##### INPUT MATERIAL #####
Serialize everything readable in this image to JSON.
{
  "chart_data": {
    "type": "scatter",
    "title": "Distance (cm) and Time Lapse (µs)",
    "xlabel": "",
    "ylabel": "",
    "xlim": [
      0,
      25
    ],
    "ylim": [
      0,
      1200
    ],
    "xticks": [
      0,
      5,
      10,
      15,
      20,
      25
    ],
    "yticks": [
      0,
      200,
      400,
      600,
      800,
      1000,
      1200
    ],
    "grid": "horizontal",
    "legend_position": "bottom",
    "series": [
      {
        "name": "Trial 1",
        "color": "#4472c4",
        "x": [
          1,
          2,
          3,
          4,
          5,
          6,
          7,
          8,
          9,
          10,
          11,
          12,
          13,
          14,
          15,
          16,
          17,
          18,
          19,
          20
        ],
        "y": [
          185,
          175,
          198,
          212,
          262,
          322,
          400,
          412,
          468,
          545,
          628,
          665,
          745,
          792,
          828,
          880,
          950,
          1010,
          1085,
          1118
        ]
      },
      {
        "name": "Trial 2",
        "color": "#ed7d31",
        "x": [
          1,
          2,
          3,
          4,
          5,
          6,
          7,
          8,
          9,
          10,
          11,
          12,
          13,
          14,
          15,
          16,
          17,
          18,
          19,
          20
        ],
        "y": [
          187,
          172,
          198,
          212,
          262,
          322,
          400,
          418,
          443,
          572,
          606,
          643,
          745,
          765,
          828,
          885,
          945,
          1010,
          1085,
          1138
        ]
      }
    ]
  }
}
#####
##### INPUT MATERIAL #####
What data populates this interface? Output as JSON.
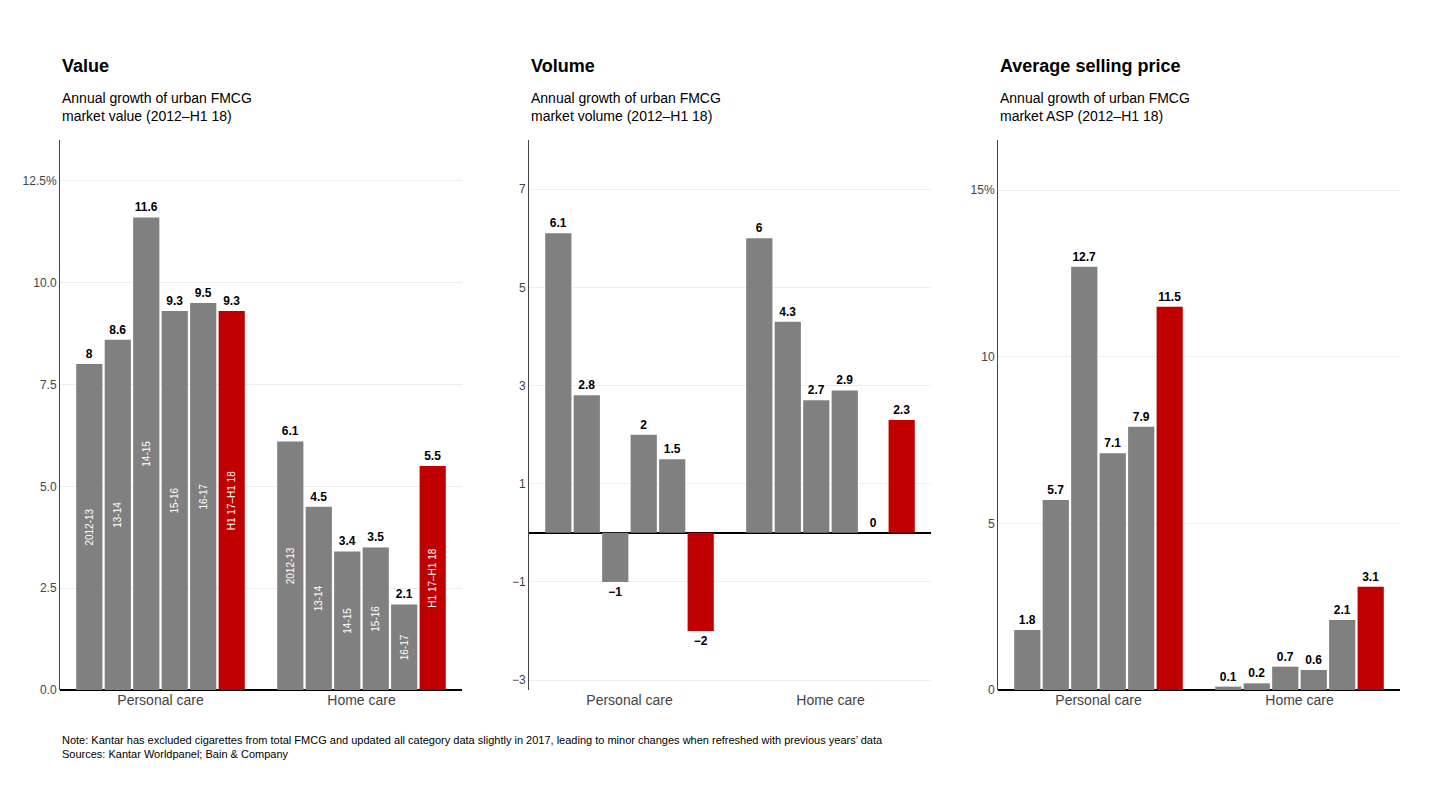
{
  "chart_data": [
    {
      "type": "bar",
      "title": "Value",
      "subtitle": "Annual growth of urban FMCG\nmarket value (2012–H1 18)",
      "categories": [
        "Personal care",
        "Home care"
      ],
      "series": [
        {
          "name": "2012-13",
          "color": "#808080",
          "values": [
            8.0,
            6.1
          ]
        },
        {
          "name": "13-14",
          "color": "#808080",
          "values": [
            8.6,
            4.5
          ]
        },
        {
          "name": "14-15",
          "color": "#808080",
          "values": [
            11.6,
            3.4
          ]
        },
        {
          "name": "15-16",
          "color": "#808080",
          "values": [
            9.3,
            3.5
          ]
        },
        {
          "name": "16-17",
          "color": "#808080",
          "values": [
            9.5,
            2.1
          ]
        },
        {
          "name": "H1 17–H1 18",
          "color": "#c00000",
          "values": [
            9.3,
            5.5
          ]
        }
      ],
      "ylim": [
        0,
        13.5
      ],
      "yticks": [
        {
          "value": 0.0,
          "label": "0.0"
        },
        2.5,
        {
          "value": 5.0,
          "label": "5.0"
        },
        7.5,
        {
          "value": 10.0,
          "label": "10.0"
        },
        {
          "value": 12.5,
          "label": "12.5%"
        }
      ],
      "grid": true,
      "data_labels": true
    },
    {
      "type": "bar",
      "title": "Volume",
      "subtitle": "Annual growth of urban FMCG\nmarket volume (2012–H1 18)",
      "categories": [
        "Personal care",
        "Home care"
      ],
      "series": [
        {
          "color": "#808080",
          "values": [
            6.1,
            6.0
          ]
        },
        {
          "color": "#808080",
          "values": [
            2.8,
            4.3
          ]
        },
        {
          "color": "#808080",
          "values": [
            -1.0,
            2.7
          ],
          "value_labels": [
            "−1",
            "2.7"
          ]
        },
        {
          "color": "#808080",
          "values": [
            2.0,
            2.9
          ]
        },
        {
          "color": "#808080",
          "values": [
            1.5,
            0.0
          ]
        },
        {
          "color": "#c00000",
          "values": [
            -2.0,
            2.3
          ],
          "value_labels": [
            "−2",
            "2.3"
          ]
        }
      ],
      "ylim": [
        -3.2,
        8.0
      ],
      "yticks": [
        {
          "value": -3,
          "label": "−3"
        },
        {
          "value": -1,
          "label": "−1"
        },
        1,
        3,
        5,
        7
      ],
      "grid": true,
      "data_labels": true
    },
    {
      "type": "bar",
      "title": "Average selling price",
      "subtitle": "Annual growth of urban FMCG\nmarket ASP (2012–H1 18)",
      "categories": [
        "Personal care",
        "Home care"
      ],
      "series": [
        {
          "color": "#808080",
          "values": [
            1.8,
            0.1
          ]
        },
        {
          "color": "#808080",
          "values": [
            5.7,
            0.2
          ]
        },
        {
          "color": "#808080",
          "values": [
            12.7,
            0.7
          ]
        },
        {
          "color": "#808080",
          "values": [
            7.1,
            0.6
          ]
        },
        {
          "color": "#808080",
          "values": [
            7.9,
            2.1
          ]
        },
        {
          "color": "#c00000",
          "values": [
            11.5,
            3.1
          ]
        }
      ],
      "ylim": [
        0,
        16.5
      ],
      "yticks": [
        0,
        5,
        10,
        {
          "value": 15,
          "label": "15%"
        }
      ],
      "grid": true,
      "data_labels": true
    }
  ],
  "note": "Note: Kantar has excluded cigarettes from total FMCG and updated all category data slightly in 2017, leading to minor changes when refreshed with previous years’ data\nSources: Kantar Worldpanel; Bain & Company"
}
#####
##### INPUT MATERIAL #####
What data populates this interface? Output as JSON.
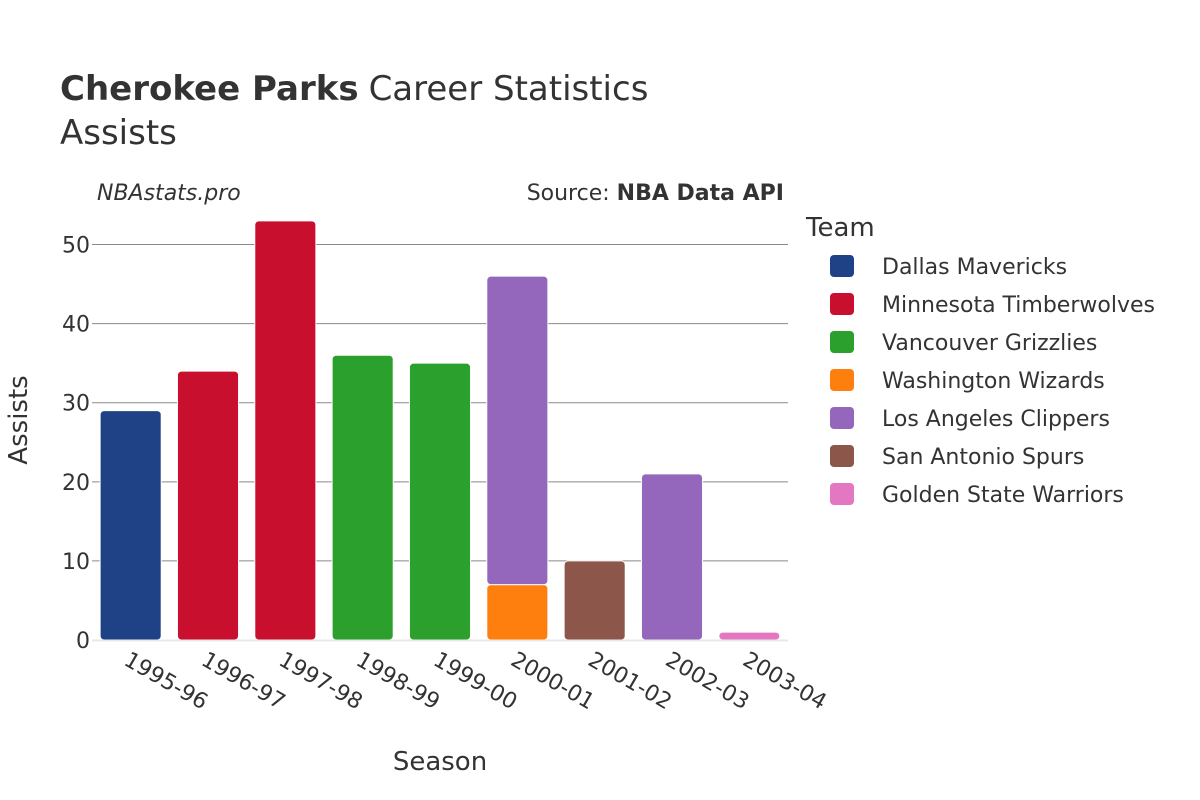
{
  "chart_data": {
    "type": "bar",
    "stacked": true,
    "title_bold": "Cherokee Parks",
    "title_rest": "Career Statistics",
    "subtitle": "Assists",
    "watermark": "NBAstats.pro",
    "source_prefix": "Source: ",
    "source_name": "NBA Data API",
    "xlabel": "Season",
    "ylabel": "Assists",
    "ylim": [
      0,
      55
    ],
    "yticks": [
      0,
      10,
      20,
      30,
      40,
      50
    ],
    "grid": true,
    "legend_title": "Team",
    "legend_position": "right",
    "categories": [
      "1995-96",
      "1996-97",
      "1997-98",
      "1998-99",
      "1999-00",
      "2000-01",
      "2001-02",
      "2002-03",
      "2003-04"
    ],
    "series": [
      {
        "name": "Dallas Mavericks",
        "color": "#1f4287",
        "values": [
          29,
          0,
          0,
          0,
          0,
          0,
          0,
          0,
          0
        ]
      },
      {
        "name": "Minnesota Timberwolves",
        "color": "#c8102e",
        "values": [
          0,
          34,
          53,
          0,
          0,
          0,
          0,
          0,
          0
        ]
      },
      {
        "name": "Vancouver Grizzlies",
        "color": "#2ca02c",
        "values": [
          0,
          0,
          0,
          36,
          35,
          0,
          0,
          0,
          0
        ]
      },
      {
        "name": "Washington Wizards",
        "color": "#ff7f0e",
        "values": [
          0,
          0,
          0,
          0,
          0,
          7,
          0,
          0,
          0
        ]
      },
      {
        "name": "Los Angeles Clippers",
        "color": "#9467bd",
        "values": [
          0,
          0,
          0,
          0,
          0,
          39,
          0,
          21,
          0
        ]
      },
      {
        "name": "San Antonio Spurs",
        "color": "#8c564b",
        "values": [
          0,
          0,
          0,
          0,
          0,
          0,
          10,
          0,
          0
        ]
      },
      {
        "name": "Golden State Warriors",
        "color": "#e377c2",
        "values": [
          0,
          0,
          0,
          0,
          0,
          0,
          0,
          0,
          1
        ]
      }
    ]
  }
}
#####
▶ [EXERCISE INSTRUCTIONS]
Copy each line above that contains the word "Annual".

▶ [EXERCISE RESULT]
      "subtitle": "Annual growth of urban FMCG\nmarket value (2012–H1 18)",
      "subtitle": "Annual growth of urban FMCG\nmarket volume (2012–H1 18)",
      "subtitle": "Annual growth of urban FMCG\nmarket ASP (2012–H1 18)",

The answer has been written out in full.